§ **BRIEF**
Among the records below, find each line that includes the string "SMAVG" and copy it.

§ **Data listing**
---------------

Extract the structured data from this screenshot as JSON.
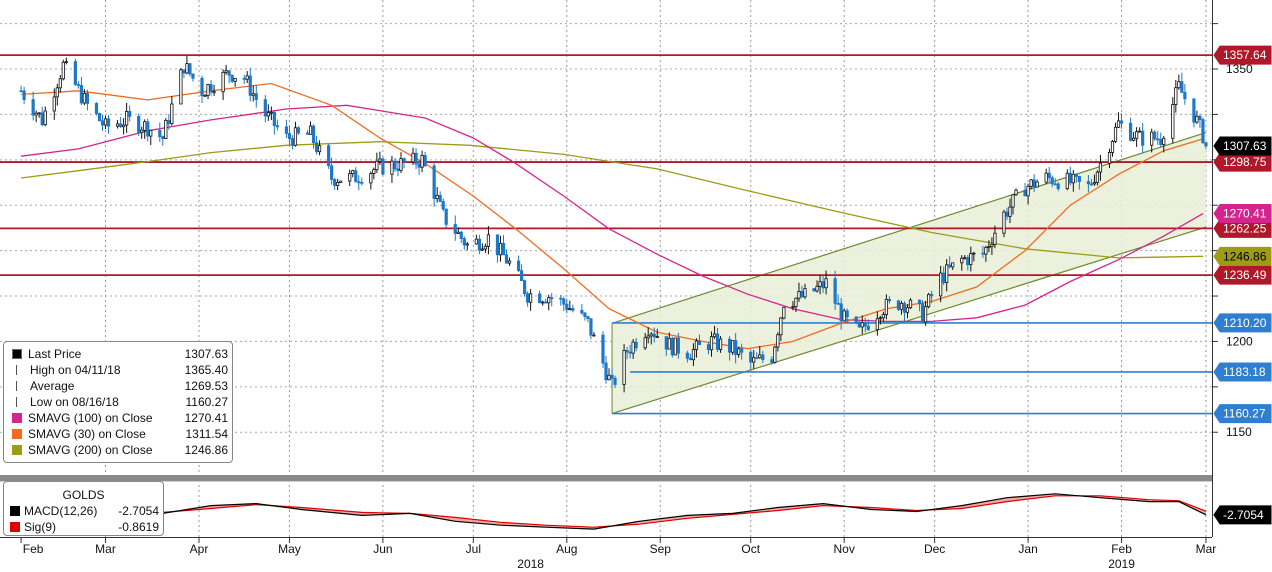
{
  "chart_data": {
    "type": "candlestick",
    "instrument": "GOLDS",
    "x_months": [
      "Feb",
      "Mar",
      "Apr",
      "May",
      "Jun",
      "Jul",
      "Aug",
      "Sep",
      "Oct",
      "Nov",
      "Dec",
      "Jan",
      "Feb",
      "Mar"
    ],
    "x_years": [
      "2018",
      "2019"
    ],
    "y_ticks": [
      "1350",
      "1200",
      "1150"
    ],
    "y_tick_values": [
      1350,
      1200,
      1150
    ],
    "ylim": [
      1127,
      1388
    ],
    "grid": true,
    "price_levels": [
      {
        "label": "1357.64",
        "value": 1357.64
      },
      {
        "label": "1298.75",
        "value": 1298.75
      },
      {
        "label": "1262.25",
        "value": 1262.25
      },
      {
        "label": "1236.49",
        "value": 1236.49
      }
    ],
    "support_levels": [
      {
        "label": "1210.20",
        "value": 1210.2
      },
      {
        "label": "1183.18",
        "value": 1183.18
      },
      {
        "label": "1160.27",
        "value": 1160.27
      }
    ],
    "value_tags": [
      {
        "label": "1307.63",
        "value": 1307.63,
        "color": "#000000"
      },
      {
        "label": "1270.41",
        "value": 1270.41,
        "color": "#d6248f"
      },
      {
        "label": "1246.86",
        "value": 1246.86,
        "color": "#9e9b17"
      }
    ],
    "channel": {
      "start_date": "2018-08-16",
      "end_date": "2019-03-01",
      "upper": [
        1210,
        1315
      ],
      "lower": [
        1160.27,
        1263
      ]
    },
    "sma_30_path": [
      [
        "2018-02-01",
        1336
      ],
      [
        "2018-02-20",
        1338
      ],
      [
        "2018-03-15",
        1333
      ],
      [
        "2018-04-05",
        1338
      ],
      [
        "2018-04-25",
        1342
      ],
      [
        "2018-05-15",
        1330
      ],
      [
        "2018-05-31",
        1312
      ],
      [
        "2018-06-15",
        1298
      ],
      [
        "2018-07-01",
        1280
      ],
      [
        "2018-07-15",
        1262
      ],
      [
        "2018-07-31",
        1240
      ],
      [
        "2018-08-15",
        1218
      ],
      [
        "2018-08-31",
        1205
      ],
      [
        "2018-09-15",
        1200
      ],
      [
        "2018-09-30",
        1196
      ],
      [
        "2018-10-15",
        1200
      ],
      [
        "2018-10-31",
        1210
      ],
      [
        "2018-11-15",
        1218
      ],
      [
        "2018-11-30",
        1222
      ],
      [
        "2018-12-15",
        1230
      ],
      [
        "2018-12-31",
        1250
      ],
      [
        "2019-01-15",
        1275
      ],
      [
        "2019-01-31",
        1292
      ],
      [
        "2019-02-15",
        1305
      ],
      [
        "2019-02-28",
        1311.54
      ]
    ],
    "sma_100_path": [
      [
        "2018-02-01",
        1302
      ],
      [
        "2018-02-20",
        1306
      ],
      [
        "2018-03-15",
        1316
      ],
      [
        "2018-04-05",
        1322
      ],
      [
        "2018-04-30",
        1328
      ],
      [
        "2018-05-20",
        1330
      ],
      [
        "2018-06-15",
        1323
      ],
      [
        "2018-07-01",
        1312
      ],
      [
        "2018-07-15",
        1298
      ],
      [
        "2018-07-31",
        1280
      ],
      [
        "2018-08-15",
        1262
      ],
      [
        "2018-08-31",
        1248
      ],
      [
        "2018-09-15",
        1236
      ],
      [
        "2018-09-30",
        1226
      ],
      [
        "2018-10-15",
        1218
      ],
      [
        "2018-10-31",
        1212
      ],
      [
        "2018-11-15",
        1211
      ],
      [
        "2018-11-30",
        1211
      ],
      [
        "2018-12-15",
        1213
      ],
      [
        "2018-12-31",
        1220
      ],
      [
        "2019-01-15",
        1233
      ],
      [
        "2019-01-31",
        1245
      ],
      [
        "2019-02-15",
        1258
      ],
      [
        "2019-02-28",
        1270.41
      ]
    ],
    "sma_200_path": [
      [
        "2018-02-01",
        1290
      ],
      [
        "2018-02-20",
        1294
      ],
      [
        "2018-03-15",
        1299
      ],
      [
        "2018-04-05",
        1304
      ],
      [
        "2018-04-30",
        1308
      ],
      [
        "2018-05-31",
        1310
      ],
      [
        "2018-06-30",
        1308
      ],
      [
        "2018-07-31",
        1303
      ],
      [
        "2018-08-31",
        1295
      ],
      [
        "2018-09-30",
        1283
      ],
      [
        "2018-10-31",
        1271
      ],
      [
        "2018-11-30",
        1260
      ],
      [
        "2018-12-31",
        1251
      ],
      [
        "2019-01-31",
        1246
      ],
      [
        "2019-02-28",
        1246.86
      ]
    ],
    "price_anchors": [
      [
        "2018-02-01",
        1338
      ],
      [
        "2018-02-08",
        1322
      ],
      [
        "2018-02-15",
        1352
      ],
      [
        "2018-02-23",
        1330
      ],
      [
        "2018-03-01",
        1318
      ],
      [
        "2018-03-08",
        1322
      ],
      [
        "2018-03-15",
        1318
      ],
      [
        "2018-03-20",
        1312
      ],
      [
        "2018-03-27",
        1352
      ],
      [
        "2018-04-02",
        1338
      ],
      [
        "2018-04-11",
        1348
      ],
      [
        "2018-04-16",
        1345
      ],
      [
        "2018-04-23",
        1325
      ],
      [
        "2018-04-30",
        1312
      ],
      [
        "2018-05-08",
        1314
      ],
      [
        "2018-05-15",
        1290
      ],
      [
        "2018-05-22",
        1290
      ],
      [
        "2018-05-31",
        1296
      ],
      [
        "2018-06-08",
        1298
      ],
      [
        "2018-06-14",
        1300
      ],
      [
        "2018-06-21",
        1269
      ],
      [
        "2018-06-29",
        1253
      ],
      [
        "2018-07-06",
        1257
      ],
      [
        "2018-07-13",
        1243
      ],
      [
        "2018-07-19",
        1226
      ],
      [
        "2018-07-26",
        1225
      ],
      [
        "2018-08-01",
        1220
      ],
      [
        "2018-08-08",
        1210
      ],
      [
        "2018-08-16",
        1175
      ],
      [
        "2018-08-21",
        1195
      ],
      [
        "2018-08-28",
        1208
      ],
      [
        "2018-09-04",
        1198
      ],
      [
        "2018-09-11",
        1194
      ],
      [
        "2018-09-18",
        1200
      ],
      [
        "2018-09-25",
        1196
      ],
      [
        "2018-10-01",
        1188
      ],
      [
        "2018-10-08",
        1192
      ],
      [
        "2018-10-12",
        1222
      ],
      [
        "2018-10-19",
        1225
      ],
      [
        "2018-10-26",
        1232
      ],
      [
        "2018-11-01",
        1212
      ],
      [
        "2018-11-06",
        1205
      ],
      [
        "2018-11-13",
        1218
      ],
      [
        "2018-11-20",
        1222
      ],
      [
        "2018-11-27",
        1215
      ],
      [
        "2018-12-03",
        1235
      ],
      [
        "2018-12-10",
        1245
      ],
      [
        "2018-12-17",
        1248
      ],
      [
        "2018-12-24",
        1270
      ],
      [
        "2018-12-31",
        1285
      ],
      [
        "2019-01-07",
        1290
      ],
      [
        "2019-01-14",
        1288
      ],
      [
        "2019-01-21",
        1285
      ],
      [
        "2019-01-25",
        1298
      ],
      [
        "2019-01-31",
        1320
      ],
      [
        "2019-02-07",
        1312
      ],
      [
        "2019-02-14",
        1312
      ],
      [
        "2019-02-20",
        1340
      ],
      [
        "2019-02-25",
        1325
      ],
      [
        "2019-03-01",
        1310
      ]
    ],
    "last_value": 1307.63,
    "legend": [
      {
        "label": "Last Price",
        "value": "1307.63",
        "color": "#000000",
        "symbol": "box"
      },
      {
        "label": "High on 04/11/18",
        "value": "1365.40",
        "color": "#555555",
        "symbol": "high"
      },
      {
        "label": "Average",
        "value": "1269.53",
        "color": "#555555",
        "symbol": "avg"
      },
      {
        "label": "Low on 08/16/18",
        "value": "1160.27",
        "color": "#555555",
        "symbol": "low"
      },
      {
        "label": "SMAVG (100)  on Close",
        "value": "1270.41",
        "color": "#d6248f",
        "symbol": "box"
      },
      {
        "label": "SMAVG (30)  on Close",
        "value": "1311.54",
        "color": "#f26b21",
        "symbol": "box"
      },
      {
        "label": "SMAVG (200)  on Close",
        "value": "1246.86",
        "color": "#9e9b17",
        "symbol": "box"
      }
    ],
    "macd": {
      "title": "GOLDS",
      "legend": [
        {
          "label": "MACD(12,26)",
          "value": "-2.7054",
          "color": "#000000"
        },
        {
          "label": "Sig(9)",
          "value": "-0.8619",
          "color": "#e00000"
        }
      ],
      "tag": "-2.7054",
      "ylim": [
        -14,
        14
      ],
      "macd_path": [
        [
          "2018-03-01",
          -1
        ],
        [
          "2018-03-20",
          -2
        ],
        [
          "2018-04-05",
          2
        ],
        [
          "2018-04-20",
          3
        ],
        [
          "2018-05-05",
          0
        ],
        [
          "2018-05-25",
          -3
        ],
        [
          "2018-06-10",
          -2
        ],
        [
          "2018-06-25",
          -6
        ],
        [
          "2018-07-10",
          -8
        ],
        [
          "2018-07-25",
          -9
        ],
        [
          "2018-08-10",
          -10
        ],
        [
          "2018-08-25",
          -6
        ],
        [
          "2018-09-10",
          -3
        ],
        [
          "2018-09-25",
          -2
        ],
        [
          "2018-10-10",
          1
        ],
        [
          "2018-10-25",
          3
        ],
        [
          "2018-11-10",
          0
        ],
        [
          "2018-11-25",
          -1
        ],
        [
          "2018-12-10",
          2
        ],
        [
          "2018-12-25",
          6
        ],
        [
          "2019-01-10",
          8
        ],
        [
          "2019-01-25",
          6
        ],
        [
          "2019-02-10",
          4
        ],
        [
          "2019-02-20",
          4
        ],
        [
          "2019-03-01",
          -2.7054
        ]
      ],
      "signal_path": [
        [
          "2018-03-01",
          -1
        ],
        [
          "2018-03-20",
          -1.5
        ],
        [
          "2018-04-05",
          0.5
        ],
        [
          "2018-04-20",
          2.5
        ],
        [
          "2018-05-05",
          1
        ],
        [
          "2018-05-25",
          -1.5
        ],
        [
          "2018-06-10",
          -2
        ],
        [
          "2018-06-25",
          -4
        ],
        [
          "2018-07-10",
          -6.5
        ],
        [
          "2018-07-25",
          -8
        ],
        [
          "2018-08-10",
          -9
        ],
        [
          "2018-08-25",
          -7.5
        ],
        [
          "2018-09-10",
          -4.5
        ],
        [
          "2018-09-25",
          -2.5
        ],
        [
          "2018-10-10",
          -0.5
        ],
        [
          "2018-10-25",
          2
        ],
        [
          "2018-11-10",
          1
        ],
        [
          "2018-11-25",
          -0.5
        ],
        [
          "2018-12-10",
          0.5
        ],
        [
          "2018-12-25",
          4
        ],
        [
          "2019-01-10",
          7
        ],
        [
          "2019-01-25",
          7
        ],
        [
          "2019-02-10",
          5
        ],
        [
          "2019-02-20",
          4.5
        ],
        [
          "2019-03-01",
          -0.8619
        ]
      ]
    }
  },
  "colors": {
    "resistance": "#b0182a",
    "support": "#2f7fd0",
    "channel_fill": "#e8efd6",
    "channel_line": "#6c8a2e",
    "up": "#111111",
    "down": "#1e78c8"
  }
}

---------------

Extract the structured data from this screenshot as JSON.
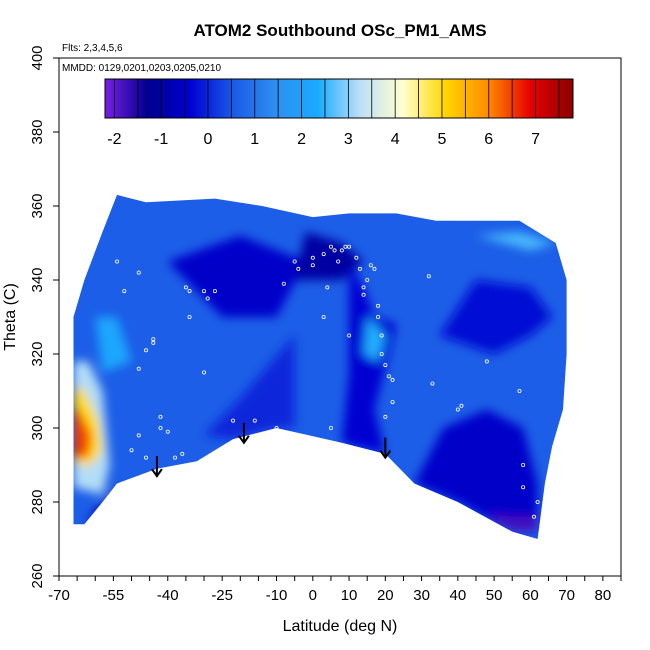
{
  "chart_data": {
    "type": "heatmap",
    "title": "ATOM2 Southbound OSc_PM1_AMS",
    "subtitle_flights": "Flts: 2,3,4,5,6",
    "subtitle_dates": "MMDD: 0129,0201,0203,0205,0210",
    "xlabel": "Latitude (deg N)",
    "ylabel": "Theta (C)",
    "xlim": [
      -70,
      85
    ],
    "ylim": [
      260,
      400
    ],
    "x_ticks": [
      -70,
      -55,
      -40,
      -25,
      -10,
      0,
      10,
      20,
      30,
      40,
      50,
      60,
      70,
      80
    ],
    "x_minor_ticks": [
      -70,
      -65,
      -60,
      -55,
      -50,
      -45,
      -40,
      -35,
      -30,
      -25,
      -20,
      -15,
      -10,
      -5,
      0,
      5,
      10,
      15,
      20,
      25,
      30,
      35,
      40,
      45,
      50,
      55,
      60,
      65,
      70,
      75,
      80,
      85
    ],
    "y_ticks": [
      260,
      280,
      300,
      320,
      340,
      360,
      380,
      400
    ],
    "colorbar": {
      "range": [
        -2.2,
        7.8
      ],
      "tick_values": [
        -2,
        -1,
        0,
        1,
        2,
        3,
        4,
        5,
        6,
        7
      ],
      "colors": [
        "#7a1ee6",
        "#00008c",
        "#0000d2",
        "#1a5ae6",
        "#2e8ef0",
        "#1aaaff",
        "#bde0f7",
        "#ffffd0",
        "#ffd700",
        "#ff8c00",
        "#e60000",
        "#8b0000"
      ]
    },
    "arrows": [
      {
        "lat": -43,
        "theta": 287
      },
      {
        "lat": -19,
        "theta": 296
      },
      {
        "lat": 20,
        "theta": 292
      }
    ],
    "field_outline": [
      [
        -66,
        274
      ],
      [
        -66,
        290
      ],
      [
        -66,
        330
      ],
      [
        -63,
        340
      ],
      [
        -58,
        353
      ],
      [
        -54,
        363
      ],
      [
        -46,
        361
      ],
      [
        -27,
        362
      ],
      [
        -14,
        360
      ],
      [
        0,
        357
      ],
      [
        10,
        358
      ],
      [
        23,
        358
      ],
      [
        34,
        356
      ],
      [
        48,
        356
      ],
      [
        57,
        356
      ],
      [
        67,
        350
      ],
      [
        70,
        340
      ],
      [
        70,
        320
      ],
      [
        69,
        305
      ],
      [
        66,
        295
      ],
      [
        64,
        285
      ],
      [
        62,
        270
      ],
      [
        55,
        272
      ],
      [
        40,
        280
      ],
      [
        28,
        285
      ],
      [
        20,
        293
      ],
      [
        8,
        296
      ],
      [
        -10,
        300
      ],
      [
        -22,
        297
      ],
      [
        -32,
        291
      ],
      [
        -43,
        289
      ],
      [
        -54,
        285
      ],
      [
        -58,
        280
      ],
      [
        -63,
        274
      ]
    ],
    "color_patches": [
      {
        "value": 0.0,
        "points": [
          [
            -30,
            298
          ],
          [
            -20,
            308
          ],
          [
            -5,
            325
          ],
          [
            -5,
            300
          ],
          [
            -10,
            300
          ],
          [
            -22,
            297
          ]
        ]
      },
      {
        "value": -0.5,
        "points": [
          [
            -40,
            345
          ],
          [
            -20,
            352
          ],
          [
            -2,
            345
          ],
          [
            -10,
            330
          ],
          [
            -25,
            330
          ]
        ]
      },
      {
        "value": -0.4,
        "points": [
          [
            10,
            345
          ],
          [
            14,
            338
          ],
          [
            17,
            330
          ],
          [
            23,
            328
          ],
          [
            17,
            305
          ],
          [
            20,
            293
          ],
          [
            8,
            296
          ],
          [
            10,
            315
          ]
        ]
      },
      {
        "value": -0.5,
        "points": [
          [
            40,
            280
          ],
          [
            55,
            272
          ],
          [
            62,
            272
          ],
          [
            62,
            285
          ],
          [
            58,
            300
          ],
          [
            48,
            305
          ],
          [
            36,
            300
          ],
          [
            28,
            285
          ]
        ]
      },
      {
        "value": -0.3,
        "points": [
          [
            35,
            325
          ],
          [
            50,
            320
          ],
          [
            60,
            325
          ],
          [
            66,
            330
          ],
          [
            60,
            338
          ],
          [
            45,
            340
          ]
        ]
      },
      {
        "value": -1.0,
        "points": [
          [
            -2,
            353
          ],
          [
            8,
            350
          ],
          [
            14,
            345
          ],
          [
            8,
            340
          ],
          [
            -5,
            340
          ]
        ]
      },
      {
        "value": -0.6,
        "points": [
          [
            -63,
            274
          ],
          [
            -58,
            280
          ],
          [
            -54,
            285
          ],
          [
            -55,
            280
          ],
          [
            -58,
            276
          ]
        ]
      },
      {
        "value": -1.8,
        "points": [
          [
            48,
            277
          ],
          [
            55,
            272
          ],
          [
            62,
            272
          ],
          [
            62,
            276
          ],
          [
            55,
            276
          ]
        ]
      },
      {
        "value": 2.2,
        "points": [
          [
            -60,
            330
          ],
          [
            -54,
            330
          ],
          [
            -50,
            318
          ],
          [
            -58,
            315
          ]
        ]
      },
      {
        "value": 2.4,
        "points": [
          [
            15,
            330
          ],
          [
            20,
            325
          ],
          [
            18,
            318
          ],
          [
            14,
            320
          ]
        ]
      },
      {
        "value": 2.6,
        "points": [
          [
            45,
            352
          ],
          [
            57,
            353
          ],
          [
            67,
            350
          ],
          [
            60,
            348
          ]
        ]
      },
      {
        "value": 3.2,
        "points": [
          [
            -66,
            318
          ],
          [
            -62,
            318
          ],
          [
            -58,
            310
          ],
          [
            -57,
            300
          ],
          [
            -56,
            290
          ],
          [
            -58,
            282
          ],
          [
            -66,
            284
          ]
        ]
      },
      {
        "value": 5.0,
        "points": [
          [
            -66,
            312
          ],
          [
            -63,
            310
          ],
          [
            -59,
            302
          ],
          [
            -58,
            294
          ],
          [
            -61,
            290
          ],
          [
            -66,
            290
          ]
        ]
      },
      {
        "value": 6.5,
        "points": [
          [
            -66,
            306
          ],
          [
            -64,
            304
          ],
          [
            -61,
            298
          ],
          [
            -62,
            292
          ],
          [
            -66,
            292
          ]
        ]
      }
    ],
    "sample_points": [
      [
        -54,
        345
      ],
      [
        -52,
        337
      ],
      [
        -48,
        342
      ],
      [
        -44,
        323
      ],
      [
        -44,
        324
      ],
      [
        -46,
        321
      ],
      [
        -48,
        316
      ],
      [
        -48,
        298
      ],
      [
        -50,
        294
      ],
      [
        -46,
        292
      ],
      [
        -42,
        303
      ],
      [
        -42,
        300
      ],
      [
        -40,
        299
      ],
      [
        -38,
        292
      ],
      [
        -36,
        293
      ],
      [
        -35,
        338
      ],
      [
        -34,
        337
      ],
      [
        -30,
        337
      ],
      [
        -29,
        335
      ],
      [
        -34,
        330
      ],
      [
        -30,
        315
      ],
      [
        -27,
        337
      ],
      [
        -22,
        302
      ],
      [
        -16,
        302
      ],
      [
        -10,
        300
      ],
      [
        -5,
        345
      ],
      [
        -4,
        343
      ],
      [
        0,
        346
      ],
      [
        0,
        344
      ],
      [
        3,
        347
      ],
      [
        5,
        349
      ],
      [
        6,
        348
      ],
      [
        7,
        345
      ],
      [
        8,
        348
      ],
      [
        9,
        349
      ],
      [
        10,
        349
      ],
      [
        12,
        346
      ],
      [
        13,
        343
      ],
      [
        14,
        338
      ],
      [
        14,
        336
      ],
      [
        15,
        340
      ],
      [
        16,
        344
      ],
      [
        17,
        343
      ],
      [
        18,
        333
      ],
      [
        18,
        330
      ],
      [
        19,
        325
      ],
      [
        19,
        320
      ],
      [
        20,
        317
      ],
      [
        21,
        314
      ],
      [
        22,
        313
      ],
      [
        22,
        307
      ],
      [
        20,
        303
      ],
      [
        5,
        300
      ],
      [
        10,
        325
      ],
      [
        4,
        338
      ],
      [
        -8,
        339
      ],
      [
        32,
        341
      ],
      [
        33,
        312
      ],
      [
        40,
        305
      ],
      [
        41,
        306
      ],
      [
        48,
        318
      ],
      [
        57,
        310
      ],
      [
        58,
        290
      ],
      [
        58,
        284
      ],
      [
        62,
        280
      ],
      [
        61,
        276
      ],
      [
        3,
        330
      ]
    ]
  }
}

---------------

§ **FINISHED ANSWER**
        "label": "SMAVG (100)  on Close",
        "label": "SMAVG (30)  on Close",
        "label": "SMAVG (200)  on Close",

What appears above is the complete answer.